■ **WRITTEN PROBLEM**:
Exactly reproduce each line of the listing that follows.

Data entries:

* Start *

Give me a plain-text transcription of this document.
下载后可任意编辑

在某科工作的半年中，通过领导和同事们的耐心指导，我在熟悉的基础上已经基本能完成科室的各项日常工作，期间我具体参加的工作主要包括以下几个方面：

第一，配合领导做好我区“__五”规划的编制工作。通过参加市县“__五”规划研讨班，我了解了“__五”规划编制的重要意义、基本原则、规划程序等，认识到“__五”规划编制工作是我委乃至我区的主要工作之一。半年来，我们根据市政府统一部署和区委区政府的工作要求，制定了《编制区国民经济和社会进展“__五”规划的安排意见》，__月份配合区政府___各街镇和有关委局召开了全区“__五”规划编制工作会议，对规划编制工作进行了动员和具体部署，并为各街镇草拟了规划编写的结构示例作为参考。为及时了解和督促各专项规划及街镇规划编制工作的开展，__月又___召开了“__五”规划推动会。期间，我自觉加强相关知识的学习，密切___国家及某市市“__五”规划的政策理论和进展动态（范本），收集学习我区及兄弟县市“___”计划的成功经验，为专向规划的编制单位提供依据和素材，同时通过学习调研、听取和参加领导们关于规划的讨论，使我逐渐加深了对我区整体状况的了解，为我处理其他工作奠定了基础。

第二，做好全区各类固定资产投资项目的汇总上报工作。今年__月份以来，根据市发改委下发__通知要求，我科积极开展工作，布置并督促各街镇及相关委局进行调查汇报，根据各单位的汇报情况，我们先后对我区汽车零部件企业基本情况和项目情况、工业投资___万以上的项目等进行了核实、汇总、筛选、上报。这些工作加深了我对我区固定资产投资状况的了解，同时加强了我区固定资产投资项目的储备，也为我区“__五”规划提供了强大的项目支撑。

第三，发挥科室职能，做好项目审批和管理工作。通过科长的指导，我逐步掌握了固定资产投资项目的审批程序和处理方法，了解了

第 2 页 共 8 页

* End *

■ **WRITTEN RESPONSE**:
Give me a plain-text transcription of this document.
下载后可任意编辑

在某科工作的半年中，通过领导和同事们的耐心指导，我在熟悉的基础上已经基本能完成科室的各项日常工作，期间我具体参加的工作主要包括以下几个方面：

第一，配合领导做好我区“__五”规划的编制工作。通过参加市县“__五”规划研讨班，我了解了“__五”规划编制的重要意义、基本原则、规划程序等，认识到“__五”规划编制工作是我委乃至我区的主要工作之一。半年来，我们根据市政府统一部署和区委区政府的工作要求，制定了《编制区国民经济和社会进展“__五”规划的安排意见》，__月份配合区政府___各街镇和有关委局召开了全区“__五”规划编制工作会议，对规划编制工作进行了动员和具体部署，并为各街镇草拟了规划编写的结构示例作为参考。为及时了解和督促各专项规划及街镇规划编制工作的开展，__月又___召开了“__五”规划推动会。期间，我自觉加强相关知识的学习，密切___国家及某市市“__五”规划的政策理论和进展动态（范本），收集学习我区及兄弟县市“___”计划的成功经验，为专向规划的编制单位提供依据和素材，同时通过学习调研、听取和参加领导们关于规划的讨论，使我逐渐加深了对我区整体状况的了解，为我处理其他工作奠定了基础。

第二，做好全区各类固定资产投资项目的汇总上报工作。今年__月份以来，根据市发改委下发__通知要求，我科积极开展工作，布置并督促各街镇及相关委局进行调查汇报，根据各单位的汇报情况，我们先后对我区汽车零部件企业基本情况和项目情况、工业投资___万以上的项目等进行了核实、汇总、筛选、上报。这些工作加深了我对我区固定资产投资状况的了解，同时加强了我区固定资产投资项目的储备，也为我区“__五”规划提供了强大的项目支撑。

第三，发挥科室职能，做好项目审批和管理工作。通过科长的指导，我逐步掌握了固定资产投资项目的审批程序和处理方法，了解了

第 2 页 共 8 页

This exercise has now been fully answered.